- **WHAT IS ASKED**: Reproduce the data exactly.

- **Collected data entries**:
--
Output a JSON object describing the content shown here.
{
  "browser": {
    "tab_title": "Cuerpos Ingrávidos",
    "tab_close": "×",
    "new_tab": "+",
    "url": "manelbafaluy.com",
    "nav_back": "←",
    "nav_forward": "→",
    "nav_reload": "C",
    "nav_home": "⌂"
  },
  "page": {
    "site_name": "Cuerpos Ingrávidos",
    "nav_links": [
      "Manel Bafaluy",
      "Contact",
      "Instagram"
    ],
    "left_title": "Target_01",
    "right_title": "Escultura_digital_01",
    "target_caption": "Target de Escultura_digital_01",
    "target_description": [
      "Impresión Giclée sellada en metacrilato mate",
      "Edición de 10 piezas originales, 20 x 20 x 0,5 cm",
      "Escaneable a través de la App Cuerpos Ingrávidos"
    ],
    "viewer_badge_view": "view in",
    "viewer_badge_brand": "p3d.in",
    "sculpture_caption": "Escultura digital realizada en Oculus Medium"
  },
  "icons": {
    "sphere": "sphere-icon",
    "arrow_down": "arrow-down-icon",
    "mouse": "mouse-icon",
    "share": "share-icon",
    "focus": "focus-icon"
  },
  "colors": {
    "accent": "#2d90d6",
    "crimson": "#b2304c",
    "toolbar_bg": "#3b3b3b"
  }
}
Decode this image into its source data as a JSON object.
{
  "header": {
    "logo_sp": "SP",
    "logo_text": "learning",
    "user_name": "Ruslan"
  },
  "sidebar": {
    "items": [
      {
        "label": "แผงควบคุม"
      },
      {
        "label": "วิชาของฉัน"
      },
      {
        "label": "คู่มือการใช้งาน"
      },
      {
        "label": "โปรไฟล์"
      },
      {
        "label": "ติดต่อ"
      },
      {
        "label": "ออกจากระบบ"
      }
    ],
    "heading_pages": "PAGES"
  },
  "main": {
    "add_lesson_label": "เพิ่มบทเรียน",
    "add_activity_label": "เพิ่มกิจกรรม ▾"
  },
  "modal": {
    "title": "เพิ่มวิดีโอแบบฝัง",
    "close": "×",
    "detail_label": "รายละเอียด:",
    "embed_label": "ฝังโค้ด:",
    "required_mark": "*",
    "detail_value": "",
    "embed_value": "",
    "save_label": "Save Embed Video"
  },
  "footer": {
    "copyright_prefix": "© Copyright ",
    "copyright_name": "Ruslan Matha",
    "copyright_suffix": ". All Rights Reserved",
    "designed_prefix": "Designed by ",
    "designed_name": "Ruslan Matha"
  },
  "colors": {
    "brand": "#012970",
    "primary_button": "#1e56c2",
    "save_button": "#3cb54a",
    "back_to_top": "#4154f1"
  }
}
--
- **THE REPLY**:
Output a JSON object describing the content shown here.
{
  "browser": {
    "tab_title": "Cuerpos Ingrávidos",
    "tab_close": "×",
    "new_tab": "+",
    "url": "manelbafaluy.com",
    "nav_back": "←",
    "nav_forward": "→",
    "nav_reload": "C",
    "nav_home": "⌂"
  },
  "page": {
    "site_name": "Cuerpos Ingrávidos",
    "nav_links": [
      "Manel Bafaluy",
      "Contact",
      "Instagram"
    ],
    "left_title": "Target_01",
    "right_title": "Escultura_digital_01",
    "target_caption": "Target de Escultura_digital_01",
    "target_description": [
      "Impresión Giclée sellada en metacrilato mate",
      "Edición de 10 piezas originales, 20 x 20 x 0,5 cm",
      "Escaneable a través de la App Cuerpos Ingrávidos"
    ],
    "viewer_badge_view": "view in",
    "viewer_badge_brand": "p3d.in",
    "sculpture_caption": "Escultura digital realizada en Oculus Medium"
  },
  "icons": {
    "sphere": "sphere-icon",
    "arrow_down": "arrow-down-icon",
    "mouse": "mouse-icon",
    "share": "share-icon",
    "focus": "focus-icon"
  },
  "colors": {
    "accent": "#2d90d6",
    "crimson": "#b2304c",
    "toolbar_bg": "#3b3b3b"
  }
}
Decode this image into its source data as a JSON object.
{
  "header": {
    "logo_sp": "SP",
    "logo_text": "learning",
    "user_name": "Ruslan"
  },
  "sidebar": {
    "items": [
      {
        "label": "แผงควบคุม"
      },
      {
        "label": "วิชาของฉัน"
      },
      {
        "label": "คู่มือการใช้งาน"
      },
      {
        "label": "โปรไฟล์"
      },
      {
        "label": "ติดต่อ"
      },
      {
        "label": "ออกจากระบบ"
      }
    ],
    "heading_pages": "PAGES"
  },
  "main": {
    "add_lesson_label": "เพิ่มบทเรียน",
    "add_activity_label": "เพิ่มกิจกรรม ▾"
  },
  "modal": {
    "title": "เพิ่มวิดีโอแบบฝัง",
    "close": "×",
    "detail_label": "รายละเอียด:",
    "embed_label": "ฝังโค้ด:",
    "required_mark": "*",
    "detail_value": "",
    "embed_value": "",
    "save_label": "Save Embed Video"
  },
  "footer": {
    "copyright_prefix": "© Copyright ",
    "copyright_name": "Ruslan Matha",
    "copyright_suffix": ". All Rights Reserved",
    "designed_prefix": "Designed by ",
    "designed_name": "Ruslan Matha"
  },
  "colors": {
    "brand": "#012970",
    "primary_button": "#1e56c2",
    "save_button": "#3cb54a",
    "back_to_top": "#4154f1"
  }
}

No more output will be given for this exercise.